*The request*:
Filter the records below down to lines containing "Fasada".

Data records:
▬▬▬▬▬▬
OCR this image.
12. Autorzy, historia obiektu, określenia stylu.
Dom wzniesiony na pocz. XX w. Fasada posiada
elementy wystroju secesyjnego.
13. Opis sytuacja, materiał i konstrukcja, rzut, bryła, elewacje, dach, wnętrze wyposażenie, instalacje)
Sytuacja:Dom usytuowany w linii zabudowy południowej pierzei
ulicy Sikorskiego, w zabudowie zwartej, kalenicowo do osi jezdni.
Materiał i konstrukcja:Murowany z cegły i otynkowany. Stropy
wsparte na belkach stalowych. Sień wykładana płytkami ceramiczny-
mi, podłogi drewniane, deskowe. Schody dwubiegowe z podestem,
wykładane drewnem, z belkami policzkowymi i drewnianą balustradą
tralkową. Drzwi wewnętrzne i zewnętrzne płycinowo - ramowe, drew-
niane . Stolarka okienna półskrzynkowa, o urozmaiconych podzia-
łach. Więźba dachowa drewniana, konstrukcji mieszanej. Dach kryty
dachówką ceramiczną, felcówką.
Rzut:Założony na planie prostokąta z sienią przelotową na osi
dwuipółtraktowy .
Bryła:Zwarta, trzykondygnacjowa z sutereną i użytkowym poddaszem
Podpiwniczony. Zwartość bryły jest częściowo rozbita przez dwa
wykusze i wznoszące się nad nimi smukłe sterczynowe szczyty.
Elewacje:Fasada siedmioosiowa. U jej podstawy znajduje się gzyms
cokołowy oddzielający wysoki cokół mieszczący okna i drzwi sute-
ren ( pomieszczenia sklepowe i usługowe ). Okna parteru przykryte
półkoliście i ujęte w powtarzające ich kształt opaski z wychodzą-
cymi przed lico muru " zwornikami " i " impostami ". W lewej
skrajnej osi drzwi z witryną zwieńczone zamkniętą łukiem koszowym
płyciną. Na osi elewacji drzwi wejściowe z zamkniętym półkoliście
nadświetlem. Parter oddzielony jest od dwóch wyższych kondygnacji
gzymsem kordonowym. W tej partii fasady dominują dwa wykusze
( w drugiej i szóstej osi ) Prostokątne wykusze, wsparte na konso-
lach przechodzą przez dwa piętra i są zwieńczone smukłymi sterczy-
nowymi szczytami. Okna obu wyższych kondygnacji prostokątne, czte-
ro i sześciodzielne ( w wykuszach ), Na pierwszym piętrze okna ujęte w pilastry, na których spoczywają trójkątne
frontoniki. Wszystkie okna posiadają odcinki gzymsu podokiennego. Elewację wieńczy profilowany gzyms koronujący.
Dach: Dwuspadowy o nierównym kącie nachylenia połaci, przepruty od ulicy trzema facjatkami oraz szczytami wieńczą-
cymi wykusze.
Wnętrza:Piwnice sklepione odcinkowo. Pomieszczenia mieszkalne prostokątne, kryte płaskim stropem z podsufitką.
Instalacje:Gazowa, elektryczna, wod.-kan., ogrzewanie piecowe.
▬▬▬▬▬▬
*Expected output*:
Dom wzniesiony na pocz. XX w. Fasada posiada
Elewacje:Fasada siedmioosiowa. U jej podstawy znajduje się gzyms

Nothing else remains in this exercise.